#### What is asked:
Copy each line below in which the string "color" occurs.

· · · · ·

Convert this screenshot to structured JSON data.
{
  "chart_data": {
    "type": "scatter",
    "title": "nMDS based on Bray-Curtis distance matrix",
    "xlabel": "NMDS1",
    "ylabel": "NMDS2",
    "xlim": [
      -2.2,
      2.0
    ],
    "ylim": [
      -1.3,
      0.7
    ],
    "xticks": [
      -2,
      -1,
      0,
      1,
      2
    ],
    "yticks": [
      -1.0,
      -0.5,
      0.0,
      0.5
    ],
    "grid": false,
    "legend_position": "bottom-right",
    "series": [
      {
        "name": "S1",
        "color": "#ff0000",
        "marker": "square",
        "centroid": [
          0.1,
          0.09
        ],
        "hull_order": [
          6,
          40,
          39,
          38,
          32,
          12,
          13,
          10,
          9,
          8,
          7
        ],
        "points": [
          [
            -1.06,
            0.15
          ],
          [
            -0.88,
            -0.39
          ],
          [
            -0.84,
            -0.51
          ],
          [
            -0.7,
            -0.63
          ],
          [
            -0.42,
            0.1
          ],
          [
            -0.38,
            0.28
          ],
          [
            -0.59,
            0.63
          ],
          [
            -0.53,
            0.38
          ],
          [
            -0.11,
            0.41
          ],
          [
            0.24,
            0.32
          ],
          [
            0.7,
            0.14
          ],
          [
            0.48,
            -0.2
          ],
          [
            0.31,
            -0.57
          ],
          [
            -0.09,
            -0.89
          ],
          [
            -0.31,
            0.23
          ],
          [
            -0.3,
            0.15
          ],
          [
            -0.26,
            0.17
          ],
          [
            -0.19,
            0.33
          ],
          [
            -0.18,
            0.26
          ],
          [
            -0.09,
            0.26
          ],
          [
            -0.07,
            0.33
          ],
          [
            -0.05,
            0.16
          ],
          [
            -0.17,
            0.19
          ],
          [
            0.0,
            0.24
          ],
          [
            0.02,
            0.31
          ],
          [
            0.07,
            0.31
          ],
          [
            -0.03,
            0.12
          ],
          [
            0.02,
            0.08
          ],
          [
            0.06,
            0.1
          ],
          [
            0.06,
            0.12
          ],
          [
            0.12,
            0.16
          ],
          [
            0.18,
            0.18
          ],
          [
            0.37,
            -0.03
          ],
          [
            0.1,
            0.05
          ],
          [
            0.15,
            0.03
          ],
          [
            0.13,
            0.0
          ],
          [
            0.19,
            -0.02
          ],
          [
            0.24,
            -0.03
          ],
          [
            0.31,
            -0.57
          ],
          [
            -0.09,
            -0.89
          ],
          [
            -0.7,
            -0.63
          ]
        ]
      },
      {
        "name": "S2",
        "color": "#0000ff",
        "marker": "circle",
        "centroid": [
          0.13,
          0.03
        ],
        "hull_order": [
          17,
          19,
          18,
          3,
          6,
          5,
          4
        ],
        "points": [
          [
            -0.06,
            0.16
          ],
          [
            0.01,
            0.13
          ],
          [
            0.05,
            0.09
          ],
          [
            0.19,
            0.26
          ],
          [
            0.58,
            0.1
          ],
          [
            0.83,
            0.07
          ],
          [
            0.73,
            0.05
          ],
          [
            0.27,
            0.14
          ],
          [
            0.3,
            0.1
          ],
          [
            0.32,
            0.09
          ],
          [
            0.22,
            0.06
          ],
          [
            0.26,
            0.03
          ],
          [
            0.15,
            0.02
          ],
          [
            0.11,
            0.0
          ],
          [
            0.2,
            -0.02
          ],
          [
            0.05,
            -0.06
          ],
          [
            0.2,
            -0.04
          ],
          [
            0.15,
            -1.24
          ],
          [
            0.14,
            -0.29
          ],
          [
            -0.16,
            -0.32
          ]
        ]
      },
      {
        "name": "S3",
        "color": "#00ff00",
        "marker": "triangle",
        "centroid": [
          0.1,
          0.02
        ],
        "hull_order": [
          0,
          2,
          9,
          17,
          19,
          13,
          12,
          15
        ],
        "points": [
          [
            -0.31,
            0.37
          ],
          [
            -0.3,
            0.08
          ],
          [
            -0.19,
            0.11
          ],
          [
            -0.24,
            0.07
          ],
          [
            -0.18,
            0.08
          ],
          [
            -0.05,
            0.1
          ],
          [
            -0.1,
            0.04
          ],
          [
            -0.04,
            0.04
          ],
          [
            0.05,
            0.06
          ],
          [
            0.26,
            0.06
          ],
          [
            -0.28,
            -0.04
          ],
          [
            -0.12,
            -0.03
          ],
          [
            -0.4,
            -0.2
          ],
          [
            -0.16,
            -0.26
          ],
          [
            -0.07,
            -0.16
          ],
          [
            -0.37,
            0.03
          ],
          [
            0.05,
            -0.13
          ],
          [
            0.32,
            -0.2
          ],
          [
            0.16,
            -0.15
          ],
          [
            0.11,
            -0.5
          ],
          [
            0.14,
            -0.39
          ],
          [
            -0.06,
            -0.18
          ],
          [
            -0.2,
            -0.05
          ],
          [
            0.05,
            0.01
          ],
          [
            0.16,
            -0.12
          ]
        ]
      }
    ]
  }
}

· · · · ·

#### In response:
        "color": "#ff0000",
        "color": "#0000ff",
        "color": "#00ff00",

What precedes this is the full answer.